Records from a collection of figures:
◆ ◆ ◆ ◆

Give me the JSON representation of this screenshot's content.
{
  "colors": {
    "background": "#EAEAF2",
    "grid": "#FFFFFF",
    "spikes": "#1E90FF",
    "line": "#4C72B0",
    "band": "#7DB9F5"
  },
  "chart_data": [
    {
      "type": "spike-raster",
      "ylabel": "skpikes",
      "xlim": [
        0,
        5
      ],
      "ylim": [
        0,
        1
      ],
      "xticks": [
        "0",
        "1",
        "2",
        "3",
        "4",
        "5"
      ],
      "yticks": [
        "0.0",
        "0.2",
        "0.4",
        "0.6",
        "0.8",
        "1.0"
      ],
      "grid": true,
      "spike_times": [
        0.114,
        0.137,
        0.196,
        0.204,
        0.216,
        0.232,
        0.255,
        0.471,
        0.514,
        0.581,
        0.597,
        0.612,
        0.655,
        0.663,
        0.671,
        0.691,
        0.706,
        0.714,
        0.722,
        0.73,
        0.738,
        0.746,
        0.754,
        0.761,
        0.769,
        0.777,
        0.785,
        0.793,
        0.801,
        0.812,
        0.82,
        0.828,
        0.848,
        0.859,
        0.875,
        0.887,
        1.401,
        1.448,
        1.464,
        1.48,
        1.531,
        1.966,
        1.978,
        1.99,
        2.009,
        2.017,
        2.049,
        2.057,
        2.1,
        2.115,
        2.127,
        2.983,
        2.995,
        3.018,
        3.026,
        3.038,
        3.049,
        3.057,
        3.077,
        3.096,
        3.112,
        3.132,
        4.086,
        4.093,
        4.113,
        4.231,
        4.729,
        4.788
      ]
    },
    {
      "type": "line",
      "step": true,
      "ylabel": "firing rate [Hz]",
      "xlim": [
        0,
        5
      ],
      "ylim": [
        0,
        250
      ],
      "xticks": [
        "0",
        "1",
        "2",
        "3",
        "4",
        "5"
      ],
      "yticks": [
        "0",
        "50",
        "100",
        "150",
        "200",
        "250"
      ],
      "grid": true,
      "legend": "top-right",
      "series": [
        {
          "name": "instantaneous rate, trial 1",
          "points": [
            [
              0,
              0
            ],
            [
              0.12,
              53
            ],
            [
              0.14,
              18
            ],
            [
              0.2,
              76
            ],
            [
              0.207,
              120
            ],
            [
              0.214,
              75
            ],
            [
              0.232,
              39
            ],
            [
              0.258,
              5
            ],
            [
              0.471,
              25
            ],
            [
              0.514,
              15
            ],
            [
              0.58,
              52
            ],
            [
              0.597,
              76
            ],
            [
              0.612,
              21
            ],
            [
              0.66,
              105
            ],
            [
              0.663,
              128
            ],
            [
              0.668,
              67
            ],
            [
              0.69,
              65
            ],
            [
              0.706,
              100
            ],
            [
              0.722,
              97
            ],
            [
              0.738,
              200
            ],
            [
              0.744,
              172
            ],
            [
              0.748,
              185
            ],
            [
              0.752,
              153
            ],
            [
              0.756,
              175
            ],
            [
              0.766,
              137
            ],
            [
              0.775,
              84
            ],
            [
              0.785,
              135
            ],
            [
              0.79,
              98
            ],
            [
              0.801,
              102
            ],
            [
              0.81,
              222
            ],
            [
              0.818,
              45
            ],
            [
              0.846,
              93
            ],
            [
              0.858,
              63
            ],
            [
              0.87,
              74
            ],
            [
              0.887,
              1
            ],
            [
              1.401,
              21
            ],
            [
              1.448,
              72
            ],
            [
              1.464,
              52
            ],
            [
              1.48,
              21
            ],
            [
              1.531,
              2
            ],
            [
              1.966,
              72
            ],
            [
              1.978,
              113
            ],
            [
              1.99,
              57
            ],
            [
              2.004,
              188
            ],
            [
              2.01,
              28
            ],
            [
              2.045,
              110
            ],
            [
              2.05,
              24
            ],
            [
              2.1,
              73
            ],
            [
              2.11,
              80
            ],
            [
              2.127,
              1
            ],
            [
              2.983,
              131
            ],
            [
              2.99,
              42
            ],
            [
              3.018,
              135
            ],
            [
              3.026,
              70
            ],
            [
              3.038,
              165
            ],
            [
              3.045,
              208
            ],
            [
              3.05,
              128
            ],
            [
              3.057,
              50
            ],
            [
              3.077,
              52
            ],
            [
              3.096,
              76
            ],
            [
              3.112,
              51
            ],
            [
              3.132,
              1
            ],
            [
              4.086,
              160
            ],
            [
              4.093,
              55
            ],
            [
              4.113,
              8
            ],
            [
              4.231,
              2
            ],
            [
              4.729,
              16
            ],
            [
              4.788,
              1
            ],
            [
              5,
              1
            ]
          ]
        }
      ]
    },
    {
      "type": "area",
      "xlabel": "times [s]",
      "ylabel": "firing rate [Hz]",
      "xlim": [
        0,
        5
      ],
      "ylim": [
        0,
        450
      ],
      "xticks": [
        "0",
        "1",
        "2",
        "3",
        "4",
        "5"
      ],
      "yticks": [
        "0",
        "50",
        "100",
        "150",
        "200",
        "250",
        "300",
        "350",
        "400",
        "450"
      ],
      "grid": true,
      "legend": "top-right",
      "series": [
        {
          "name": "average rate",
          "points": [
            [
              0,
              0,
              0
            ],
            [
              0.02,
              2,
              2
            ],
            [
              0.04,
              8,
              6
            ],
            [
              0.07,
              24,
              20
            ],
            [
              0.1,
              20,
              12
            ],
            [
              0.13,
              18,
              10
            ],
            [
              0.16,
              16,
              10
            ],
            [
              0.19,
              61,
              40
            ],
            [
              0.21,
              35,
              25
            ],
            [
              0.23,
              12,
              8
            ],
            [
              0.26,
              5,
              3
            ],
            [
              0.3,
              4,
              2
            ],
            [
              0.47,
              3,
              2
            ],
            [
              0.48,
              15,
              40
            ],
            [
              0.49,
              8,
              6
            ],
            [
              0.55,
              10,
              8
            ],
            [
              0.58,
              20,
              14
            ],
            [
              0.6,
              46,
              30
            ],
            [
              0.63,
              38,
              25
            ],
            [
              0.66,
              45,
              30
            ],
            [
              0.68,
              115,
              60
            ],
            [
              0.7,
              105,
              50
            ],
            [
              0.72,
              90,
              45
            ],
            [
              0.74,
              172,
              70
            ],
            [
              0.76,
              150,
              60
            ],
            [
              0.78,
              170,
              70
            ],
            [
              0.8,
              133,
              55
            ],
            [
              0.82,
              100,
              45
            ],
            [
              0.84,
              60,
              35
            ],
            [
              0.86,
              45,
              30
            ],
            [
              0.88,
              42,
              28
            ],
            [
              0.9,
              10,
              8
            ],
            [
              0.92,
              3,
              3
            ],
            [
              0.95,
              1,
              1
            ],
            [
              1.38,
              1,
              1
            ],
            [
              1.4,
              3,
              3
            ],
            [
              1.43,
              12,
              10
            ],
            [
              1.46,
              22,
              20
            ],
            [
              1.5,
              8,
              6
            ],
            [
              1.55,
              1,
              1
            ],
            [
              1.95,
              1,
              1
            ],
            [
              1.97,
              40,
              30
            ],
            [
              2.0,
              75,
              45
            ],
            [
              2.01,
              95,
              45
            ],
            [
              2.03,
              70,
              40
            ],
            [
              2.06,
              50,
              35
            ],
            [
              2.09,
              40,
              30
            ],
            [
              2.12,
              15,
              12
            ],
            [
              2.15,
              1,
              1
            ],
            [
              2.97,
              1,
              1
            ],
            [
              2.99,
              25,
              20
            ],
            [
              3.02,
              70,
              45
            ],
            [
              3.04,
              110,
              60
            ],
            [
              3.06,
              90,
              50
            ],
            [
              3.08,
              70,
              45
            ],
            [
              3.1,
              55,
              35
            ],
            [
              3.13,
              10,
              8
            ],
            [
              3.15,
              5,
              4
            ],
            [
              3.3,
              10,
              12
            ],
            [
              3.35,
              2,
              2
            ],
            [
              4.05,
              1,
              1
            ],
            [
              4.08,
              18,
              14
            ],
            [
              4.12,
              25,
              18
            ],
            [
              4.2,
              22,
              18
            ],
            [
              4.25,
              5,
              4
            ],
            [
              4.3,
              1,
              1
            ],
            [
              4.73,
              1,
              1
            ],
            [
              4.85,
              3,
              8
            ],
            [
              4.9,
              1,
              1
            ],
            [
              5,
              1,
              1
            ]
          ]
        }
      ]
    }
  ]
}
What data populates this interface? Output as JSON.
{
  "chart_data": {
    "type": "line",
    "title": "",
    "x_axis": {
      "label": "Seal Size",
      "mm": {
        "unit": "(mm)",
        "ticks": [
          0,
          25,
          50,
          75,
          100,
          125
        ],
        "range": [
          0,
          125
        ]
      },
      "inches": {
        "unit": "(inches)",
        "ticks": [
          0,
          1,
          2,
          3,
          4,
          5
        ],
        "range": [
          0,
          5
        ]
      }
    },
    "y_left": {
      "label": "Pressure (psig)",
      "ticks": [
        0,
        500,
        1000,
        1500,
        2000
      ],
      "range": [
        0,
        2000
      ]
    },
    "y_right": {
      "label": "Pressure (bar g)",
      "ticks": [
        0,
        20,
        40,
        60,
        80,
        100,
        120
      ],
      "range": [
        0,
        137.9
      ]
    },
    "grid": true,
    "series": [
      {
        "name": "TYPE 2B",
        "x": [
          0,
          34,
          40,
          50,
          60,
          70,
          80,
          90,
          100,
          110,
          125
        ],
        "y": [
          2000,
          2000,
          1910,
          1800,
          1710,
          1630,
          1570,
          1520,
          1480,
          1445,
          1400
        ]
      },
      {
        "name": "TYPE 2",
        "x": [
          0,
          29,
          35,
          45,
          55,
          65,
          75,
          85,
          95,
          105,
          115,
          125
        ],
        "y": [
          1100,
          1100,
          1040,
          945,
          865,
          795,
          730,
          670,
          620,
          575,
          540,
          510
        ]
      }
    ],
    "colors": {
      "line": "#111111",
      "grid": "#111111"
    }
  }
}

◆ ◆ ◆ ◆

WHAT THE EXERCISE ASKS>
The required output is the span of lines from the one containing "What data populates" to the last line, reproduced character for character.

EXPECTED ANSWER>
What data populates this interface? Output as JSON.
{
  "chart_data": {
    "type": "line",
    "title": "",
    "x_axis": {
      "label": "Seal Size",
      "mm": {
        "unit": "(mm)",
        "ticks": [
          0,
          25,
          50,
          75,
          100,
          125
        ],
        "range": [
          0,
          125
        ]
      },
      "inches": {
        "unit": "(inches)",
        "ticks": [
          0,
          1,
          2,
          3,
          4,
          5
        ],
        "range": [
          0,
          5
        ]
      }
    },
    "y_left": {
      "label": "Pressure (psig)",
      "ticks": [
        0,
        500,
        1000,
        1500,
        2000
      ],
      "range": [
        0,
        2000
      ]
    },
    "y_right": {
      "label": "Pressure (bar g)",
      "ticks": [
        0,
        20,
        40,
        60,
        80,
        100,
        120
      ],
      "range": [
        0,
        137.9
      ]
    },
    "grid": true,
    "series": [
      {
        "name": "TYPE 2B",
        "x": [
          0,
          34,
          40,
          50,
          60,
          70,
          80,
          90,
          100,
          110,
          125
        ],
        "y": [
          2000,
          2000,
          1910,
          1800,
          1710,
          1630,
          1570,
          1520,
          1480,
          1445,
          1400
        ]
      },
      {
        "name": "TYPE 2",
        "x": [
          0,
          29,
          35,
          45,
          55,
          65,
          75,
          85,
          95,
          105,
          115,
          125
        ],
        "y": [
          1100,
          1100,
          1040,
          945,
          865,
          795,
          730,
          670,
          620,
          575,
          540,
          510
        ]
      }
    ],
    "colors": {
      "line": "#111111",
      "grid": "#111111"
    }
  }
}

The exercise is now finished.